Items from a data source
-*-
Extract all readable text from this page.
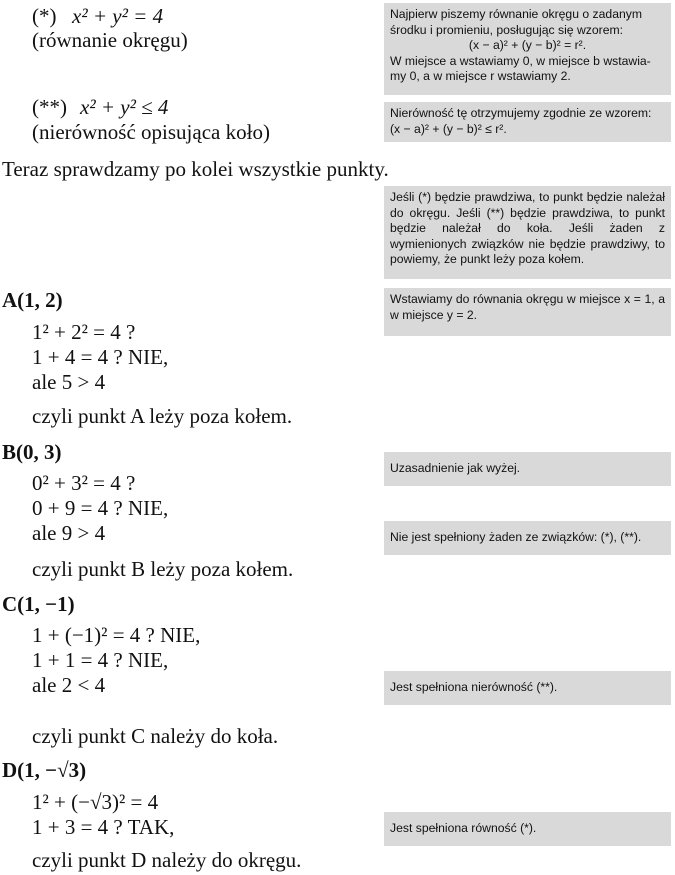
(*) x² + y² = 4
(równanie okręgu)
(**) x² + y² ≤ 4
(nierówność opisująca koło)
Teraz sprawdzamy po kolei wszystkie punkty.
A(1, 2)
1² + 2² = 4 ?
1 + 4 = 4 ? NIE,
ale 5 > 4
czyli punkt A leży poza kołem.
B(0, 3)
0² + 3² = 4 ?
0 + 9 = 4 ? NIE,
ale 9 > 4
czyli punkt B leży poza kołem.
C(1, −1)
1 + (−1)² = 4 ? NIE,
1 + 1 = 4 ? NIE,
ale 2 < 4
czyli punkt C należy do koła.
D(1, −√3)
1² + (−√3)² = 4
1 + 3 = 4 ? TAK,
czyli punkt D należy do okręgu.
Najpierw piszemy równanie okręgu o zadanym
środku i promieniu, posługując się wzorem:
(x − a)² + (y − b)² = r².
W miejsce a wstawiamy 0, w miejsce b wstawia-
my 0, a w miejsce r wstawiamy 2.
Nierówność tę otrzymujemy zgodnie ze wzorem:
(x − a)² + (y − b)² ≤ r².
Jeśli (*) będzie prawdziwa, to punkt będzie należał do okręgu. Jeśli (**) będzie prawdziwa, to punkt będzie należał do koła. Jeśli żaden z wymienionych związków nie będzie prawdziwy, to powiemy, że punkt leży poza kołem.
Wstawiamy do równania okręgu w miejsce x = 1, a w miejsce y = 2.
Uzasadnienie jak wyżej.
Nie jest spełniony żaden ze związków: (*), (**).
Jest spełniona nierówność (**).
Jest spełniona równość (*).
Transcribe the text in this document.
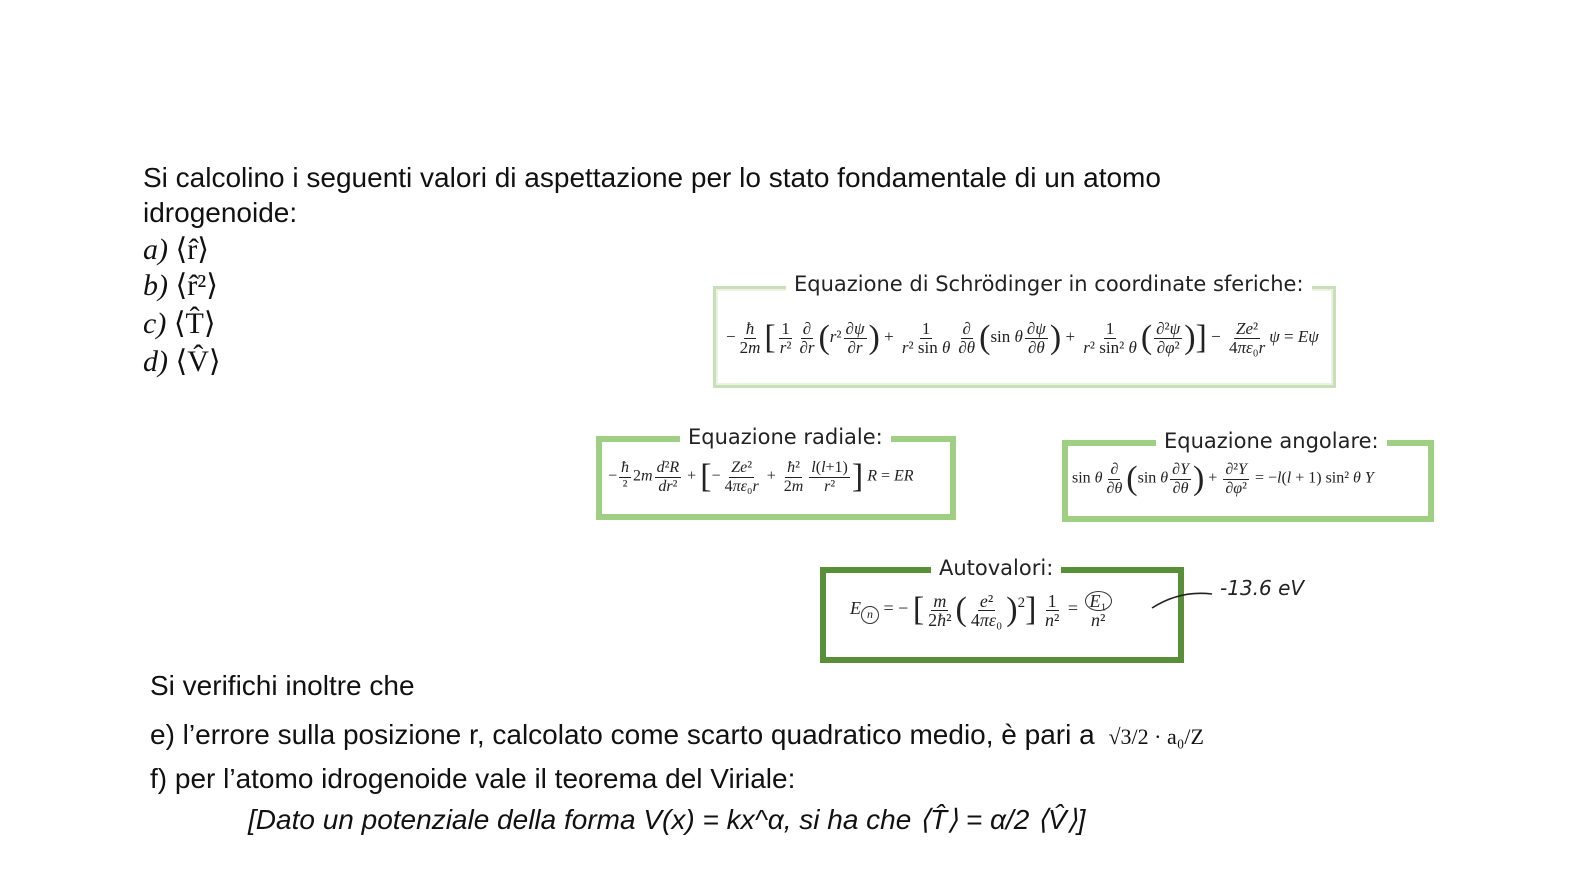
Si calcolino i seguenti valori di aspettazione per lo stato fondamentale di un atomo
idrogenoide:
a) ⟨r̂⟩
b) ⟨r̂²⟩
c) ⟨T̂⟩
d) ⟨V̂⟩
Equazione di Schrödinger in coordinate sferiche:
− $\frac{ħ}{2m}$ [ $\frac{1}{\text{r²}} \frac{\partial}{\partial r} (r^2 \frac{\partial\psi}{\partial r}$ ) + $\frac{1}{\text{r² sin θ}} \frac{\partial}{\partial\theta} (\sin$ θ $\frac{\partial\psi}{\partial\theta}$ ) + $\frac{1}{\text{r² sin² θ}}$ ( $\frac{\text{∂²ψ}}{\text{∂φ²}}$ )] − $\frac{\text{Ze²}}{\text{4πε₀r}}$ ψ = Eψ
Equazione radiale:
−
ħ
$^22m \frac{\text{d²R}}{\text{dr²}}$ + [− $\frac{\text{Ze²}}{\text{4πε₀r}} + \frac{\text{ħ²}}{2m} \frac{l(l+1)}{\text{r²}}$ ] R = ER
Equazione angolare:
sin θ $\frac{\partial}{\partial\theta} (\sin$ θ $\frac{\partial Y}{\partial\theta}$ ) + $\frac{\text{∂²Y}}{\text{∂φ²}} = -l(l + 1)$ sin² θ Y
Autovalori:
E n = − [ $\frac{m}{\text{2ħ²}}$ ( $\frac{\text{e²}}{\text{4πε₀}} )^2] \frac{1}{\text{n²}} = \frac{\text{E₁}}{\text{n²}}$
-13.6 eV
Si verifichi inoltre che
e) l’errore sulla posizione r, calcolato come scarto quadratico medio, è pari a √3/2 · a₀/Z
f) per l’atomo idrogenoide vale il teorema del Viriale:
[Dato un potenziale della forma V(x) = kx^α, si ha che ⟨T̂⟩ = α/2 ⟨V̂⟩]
-*-
SHORT TASK -
Quote every line word for word and keep the images out of the copy.

RESULT -
Extract all readable text from this page.
(*) x² + y² = 4
(równanie okręgu)
(**) x² + y² ≤ 4
(nierówność opisująca koło)
Teraz sprawdzamy po kolei wszystkie punkty.
A(1, 2)
1² + 2² = 4 ?
1 + 4 = 4 ? NIE,
ale 5 > 4
czyli punkt A leży poza kołem.
B(0, 3)
0² + 3² = 4 ?
0 + 9 = 4 ? NIE,
ale 9 > 4
czyli punkt B leży poza kołem.
C(1, −1)
1 + (−1)² = 4 ? NIE,
1 + 1 = 4 ? NIE,
ale 2 < 4
czyli punkt C należy do koła.
D(1, −√3)
1² + (−√3)² = 4
1 + 3 = 4 ? TAK,
czyli punkt D należy do okręgu.
Najpierw piszemy równanie okręgu o zadanym
środku i promieniu, posługując się wzorem:
(x − a)² + (y − b)² = r².
W miejsce a wstawiamy 0, w miejsce b wstawia-
my 0, a w miejsce r wstawiamy 2.
Nierówność tę otrzymujemy zgodnie ze wzorem:
(x − a)² + (y − b)² ≤ r².
Jeśli (*) będzie prawdziwa, to punkt będzie należał do okręgu. Jeśli (**) będzie prawdziwa, to punkt będzie należał do koła. Jeśli żaden z wymienionych związków nie będzie prawdziwy, to powiemy, że punkt leży poza kołem.
Wstawiamy do równania okręgu w miejsce x = 1, a w miejsce y = 2.
Uzasadnienie jak wyżej.
Nie jest spełniony żaden ze związków: (*), (**).
Jest spełniona nierówność (**).
Jest spełniona równość (*).
Transcribe the text in this document.
Si calcolino i seguenti valori di aspettazione per lo stato fondamentale di un atomo
idrogenoide:
a) ⟨r̂⟩
b) ⟨r̂²⟩
c) ⟨T̂⟩
d) ⟨V̂⟩
Equazione di Schrödinger in coordinate sferiche:
− $\frac{ħ}{2m}$ [ $\frac{1}{\text{r²}} \frac{\partial}{\partial r} (r^2 \frac{\partial\psi}{\partial r}$ ) + $\frac{1}{\text{r² sin θ}} \frac{\partial}{\partial\theta} (\sin$ θ $\frac{\partial\psi}{\partial\theta}$ ) + $\frac{1}{\text{r² sin² θ}}$ ( $\frac{\text{∂²ψ}}{\text{∂φ²}}$ )] − $\frac{\text{Ze²}}{\text{4πε₀r}}$ ψ = Eψ
Equazione radiale:
−
ħ
$^22m \frac{\text{d²R}}{\text{dr²}}$ + [− $\frac{\text{Ze²}}{\text{4πε₀r}} + \frac{\text{ħ²}}{2m} \frac{l(l+1)}{\text{r²}}$ ] R = ER
Equazione angolare:
sin θ $\frac{\partial}{\partial\theta} (\sin$ θ $\frac{\partial Y}{\partial\theta}$ ) + $\frac{\text{∂²Y}}{\text{∂φ²}} = -l(l + 1)$ sin² θ Y
Autovalori:
E n = − [ $\frac{m}{\text{2ħ²}}$ ( $\frac{\text{e²}}{\text{4πε₀}} )^2] \frac{1}{\text{n²}} = \frac{\text{E₁}}{\text{n²}}$
-13.6 eV
Si verifichi inoltre che
e) l’errore sulla posizione r, calcolato come scarto quadratico medio, è pari a √3/2 · a₀/Z
f) per l’atomo idrogenoide vale il teorema del Viriale:
[Dato un potenziale della forma V(x) = kx^α, si ha che ⟨T̂⟩ = α/2 ⟨V̂⟩]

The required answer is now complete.